- **WHAT IS BEING ASKED**:
Pick every line with "Black" from the material below.
○ ○ ○ ○
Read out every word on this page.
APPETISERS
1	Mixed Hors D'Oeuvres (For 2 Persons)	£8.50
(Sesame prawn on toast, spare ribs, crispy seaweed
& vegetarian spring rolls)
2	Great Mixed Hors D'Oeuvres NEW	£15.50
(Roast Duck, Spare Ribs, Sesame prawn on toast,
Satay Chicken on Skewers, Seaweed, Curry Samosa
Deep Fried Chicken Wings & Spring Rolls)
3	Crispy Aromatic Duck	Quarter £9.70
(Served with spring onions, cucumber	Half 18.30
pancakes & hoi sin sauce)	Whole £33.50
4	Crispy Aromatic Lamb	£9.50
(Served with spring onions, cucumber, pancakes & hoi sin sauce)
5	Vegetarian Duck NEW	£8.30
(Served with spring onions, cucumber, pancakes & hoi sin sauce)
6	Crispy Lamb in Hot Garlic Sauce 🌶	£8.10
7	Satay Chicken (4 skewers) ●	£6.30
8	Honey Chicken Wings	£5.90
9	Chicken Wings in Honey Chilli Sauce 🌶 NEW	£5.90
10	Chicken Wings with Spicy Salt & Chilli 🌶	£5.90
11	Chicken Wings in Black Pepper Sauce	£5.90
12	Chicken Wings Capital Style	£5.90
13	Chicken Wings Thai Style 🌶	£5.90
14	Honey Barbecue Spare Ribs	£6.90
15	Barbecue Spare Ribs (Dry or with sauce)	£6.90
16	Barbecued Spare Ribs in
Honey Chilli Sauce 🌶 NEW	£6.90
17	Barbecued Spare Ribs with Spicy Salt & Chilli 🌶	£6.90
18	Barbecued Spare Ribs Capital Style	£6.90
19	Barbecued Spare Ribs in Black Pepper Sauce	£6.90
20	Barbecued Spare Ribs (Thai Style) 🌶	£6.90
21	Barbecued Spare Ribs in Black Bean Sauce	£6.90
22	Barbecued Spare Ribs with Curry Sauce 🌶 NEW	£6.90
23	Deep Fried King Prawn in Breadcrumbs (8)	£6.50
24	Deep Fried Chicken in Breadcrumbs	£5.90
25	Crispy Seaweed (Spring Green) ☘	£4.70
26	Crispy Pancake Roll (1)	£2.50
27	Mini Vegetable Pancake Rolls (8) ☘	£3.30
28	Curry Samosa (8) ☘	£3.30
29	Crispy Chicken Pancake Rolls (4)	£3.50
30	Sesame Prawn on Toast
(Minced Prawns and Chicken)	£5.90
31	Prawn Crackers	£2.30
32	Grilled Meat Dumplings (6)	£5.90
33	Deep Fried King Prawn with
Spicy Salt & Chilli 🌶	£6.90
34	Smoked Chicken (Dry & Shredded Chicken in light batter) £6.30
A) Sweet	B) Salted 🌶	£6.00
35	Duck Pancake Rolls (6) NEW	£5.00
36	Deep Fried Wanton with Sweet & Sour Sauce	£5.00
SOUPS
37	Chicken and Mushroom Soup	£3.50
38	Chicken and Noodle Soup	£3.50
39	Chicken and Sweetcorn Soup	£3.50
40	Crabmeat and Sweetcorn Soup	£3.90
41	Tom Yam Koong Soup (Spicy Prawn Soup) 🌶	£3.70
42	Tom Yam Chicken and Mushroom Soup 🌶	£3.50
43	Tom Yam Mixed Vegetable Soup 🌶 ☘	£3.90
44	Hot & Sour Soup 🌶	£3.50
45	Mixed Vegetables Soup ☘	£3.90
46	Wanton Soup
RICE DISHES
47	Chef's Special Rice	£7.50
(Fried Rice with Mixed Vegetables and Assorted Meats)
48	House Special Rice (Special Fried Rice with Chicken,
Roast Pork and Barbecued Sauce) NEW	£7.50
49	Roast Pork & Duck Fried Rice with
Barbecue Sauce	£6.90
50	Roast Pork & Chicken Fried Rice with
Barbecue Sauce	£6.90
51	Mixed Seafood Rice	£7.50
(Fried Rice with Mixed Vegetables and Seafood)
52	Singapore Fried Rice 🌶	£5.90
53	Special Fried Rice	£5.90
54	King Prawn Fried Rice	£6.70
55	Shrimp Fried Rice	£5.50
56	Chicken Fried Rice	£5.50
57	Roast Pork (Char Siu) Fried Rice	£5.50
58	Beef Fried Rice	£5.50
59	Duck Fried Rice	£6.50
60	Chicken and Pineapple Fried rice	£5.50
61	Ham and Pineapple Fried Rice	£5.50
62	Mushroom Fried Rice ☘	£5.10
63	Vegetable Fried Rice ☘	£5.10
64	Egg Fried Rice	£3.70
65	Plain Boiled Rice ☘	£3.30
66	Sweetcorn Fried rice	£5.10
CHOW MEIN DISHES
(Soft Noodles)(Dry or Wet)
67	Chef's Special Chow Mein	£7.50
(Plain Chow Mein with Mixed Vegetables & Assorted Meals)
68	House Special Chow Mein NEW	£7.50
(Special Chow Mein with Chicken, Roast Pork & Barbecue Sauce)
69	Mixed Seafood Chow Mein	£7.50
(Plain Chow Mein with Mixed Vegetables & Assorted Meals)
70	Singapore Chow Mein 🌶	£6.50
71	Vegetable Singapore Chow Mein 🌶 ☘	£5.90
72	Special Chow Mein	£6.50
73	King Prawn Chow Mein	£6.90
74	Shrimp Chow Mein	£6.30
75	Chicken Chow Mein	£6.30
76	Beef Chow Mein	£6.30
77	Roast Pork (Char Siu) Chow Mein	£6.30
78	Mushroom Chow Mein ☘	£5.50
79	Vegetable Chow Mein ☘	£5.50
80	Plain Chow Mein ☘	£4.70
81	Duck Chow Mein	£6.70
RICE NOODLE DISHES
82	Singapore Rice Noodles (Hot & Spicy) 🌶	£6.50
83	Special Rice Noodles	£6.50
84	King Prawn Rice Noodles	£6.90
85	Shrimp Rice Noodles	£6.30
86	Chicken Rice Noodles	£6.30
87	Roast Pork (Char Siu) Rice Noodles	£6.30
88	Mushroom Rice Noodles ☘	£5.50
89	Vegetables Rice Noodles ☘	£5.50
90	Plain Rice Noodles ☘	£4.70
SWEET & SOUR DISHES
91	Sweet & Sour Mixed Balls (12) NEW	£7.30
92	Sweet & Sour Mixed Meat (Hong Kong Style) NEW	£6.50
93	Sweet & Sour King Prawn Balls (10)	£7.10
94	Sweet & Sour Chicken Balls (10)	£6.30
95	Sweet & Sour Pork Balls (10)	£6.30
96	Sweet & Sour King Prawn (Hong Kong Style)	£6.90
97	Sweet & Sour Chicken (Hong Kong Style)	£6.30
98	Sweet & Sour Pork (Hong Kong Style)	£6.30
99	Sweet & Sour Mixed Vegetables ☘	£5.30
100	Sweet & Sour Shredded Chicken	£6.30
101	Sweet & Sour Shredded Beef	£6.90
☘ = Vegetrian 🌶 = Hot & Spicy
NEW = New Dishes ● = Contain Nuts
○ ○ ○ ○
- **WRITTEN ANSWER**:
11	Chicken Wings in Black Pepper Sauce	£5.90
19	Barbecued Spare Ribs in Black Pepper Sauce	£6.90
21	Barbecued Spare Ribs in Black Bean Sauce	£6.90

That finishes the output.